DOCUMENT EXTRACT:
Problem: Wastefully un-structured HTML bibliographies

* Enter/collect structured data citations into Zotero [in: structured data]
* Generate bibliography with Zotero [out: unstructured textual data**]

** Bibliographies: RTF/HTML/TXT
** Exports: various RDF and non-RDF formats

Solution: Generate HTML + RDFa bibliography with Zotero (with whichever CSL style)

Scope: Zotero generates bibliographies in a number of output formats, with a number of citation styles

Value:

* Structured data
* Make 'round-trip' feasible (Citations -> Zotero -> Bibliography as RDFa -> Citations)

...

A COinS parser that outputs RDF triples would also be great.

westurner · April 12, 2014

There's an example of Schema.org RDFa for an MLA-style citation in [5]

[5] http://lists.w3.org/Archives/Public/public-vocabs/2014Apr/0104.html

westurner · April 12, 2014

I suppose the title of this request should be "Generate Schema.org HTML + RDFa bibliographies";

though an additional RDF export format with http://schema.org classes and properties could also be helpful.

adamsmith · April 12, 2014

ok that thread is helpful. So yeah - the way to go would be to code that in to citeproc directly, following the general template of how html bibs are generated in citeproc (and working with CSL variables taken from CSL-JSON). That's going to be a _huge_ undertaking, so I'd wait until we have more of an emerging standard - the thread from this week seems to suggest that it's not at all clear how this should actually look - and I doubt Frank from the citeproc side - or anyone at Zotero - is going to touch this any time in the next couple of years. It's possible this may be easier to do with one of the other citeproc (e.g. the -hs version integrated with Pandoc) but I don't know, you'd have to ask them.
Obviously, feel free to take a stab at this yourself, but the citeproc-js code is massive.

westurner · April 12, 2014

Thanks again for your help!

EXCERPTED RECORDS:
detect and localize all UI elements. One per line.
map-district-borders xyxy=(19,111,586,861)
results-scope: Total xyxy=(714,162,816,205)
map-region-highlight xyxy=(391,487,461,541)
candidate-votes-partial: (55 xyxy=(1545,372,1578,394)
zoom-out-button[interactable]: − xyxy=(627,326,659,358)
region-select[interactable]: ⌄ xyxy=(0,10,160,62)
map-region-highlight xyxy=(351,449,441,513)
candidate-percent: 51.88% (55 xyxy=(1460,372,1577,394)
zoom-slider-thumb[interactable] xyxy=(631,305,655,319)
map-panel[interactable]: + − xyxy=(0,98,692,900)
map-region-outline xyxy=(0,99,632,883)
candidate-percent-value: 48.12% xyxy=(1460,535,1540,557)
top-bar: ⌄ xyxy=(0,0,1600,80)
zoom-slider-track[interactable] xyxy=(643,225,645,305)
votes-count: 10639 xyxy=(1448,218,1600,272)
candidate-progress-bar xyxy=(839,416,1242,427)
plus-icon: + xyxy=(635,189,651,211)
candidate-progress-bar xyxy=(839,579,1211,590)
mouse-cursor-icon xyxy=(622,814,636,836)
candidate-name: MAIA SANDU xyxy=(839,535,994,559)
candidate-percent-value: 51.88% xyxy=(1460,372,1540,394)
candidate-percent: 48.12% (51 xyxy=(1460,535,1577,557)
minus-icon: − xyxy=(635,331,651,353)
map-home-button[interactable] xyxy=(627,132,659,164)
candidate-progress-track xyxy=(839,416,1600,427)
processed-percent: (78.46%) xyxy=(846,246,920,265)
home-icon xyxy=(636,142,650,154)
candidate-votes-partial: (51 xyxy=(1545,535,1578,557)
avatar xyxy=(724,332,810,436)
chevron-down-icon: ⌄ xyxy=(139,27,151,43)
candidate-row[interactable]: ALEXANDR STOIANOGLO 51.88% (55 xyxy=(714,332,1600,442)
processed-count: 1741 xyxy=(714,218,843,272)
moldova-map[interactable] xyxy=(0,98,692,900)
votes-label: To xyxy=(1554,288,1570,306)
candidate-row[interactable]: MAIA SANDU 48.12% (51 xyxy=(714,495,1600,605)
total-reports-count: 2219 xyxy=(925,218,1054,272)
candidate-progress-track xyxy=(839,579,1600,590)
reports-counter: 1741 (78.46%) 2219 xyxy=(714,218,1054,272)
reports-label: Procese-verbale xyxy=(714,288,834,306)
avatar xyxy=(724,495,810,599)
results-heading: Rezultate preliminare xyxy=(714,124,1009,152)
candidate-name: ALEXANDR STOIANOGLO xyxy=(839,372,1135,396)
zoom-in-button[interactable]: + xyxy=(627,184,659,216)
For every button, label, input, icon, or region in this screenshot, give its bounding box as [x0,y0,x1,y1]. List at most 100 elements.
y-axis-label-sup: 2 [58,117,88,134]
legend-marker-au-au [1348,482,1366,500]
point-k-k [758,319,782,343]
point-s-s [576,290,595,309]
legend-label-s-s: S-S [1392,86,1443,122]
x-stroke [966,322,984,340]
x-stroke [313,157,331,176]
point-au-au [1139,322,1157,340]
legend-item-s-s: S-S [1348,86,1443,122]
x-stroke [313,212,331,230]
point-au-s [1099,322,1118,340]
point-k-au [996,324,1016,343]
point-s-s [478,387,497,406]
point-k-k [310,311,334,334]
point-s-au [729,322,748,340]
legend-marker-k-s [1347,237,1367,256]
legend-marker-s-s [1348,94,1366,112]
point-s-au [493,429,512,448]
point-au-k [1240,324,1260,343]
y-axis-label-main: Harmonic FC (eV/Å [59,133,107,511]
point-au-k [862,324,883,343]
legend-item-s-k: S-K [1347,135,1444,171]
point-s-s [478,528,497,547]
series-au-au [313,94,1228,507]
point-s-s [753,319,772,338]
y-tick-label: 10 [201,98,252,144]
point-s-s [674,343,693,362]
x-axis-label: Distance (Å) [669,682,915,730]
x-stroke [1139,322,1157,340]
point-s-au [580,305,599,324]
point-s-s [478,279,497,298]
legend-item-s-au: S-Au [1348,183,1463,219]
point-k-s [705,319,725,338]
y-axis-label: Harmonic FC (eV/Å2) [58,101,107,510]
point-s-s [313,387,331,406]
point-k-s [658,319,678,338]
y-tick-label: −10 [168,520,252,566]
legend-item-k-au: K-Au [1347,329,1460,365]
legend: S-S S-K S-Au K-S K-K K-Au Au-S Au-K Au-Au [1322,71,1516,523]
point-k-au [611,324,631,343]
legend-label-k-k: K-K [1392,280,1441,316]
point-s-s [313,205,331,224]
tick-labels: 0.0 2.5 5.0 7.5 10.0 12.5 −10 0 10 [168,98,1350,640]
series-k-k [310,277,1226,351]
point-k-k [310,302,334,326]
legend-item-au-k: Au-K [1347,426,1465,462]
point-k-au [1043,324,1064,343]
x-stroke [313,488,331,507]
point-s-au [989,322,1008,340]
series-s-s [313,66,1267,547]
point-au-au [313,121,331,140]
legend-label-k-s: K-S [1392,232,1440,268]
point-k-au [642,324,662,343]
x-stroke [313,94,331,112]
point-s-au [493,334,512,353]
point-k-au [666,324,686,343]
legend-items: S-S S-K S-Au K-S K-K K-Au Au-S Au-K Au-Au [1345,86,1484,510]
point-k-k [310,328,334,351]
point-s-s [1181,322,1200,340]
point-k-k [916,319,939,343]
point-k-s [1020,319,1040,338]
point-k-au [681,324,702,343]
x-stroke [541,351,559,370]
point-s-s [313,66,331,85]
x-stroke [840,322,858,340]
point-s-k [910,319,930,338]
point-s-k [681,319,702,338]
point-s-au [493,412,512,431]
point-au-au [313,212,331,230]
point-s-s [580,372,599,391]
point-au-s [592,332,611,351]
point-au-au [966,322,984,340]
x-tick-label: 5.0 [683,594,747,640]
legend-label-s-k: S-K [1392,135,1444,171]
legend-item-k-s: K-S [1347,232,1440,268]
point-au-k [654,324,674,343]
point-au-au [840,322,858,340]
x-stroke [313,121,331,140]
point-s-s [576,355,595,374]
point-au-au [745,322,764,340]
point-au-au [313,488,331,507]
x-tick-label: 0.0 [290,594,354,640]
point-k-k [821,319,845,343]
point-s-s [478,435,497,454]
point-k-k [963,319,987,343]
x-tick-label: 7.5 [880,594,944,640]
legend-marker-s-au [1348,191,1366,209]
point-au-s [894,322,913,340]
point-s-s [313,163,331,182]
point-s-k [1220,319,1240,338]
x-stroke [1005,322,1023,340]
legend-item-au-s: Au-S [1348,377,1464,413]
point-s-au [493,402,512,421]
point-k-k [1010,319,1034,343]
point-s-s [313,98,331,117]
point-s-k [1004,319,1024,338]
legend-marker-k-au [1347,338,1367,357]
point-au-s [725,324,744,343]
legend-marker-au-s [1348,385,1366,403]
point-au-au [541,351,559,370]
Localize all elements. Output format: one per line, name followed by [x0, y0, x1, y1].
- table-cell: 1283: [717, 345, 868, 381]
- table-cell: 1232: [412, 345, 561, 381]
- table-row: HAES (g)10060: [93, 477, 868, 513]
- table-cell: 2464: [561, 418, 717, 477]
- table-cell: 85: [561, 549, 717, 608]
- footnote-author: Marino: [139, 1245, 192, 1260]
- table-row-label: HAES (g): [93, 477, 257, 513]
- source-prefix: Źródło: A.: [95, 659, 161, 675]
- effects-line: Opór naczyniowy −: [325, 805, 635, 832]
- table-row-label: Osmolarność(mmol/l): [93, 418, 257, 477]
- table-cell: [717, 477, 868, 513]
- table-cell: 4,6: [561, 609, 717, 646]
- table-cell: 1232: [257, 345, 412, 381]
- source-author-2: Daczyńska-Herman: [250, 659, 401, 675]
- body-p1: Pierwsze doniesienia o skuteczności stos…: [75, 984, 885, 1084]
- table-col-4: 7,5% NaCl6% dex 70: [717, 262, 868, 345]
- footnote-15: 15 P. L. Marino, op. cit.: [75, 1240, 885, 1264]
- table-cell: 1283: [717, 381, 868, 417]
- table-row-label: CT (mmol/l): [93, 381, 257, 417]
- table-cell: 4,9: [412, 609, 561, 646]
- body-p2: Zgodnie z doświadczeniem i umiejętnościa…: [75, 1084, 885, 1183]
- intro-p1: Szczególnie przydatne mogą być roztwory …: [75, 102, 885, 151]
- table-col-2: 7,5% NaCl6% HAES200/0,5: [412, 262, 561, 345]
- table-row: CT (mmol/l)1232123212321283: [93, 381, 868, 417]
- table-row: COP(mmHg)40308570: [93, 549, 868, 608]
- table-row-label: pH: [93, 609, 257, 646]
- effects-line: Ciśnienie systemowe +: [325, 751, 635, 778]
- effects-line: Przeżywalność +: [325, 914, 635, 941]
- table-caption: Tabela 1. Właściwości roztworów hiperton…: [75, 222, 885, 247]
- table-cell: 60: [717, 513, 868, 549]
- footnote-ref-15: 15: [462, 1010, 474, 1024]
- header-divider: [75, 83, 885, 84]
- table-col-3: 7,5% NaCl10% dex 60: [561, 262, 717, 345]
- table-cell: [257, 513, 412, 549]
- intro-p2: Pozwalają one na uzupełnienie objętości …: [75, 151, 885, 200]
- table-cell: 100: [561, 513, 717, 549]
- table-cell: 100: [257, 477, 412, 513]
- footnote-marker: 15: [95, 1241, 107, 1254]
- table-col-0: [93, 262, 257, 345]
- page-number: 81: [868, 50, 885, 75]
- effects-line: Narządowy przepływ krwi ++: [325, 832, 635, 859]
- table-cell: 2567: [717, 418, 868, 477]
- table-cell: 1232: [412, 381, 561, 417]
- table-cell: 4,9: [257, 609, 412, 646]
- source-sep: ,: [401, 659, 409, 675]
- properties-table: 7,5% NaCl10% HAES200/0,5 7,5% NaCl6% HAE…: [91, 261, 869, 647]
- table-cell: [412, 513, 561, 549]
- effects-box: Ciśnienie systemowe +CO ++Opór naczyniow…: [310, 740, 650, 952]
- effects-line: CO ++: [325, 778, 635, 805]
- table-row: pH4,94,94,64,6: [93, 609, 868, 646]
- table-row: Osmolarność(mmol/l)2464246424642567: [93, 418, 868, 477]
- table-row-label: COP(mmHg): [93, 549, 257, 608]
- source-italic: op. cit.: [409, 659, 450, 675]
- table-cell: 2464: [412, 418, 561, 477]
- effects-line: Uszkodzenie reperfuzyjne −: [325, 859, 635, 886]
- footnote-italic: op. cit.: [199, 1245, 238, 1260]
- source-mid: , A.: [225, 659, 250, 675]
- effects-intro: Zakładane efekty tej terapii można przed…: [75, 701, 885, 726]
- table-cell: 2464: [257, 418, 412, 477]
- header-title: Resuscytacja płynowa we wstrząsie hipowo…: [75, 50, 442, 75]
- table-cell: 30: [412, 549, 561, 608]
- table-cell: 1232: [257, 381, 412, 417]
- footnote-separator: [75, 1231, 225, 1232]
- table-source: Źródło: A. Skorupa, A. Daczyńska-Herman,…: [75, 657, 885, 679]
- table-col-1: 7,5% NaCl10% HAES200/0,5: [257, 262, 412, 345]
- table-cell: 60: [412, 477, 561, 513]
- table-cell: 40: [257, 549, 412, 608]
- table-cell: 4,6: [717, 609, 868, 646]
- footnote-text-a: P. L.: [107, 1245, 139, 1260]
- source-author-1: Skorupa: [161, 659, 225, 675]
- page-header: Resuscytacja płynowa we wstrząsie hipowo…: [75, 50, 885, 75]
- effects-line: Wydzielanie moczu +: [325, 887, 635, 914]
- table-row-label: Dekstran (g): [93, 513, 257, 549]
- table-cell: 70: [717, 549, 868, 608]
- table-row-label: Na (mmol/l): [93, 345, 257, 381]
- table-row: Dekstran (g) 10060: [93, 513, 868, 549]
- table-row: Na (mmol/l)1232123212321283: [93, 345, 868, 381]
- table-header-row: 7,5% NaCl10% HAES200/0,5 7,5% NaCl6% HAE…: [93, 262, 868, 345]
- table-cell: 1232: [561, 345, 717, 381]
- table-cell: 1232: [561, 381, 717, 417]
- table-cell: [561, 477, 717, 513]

TASKS:
• A. In the Zotero bibliography thread, what title is suggested for the request?
• B. Write the next part of the forum thread about Zotero bibliographies, picking up after its final line.

OUTPUTS:
• A. "Generate Schema.org HTML + RDFa bibliographies"

• B.
1. Map from CSL Types and attributes to Schema.org classes and properties

* https://en.wikipedia.org/wiki/CiteProc
* http://citationstyles.org/downloads/specification.html
* https://en.wikipedia.org/wiki/Separation_of_presentation_and_content
* https://github.com/citation-style-language/styles/blob/master/bibtex.csl
* https://github.com/brechtm/citeproc-py/blob/master/citeproc/source/bibtex/bibtex.py
* https://github.com/brechtm/citeproc-py/blob/master/citeproc/source/json.py

2. Output RDFa:

* https://bitbucket.org/fbennett/citeproc-js/src/tip/src/formats.js (html, text, rtf)
It appears that the output formatters are not schema-aware.

* https://github.com/citation-style-editor/csl-editor/wiki/User-guide-for-the-CSL-Editor
One could generate Schema.org HTML + RDFa copies of requisite CSL styles with a really gnarly XSL workalike.

* http://gsl-nagoya-u.net/http/pub/citeproc-doc.html#generating-bibliographies

(Seems like a lot of work to punctuate triples out of nested JSON form.)

It would be relatively easy to create a JSON-LD context [6] for CSL JSON, but that wouldn't satisfy the output requirements of [CSL Style X] as HTML+RDFa structured data readable by Zotero.

[6] http://www.w3.org/TR/json-ld/#the-context

aurimas · April 12, 2014

Make 'round-trip' feasible (Citations -> Zotero -> Bibliography as RDFa -> Citations)

If this is the problem you are trying to solve, then I think RDFa is the wrong approach. Formatted bibliographies often contain less metadata than necessary to generate citations in other formats (e.g. initials instead of full names, "et al" instead of the full list of authors, abbreviated journal titles, no DOI etc.), which would make re-importing the metadata next to useless.

IMO, the only way to accomplish this is to expand a standard like COinS (one that would embed complete metadata) to support a richer set of metadata.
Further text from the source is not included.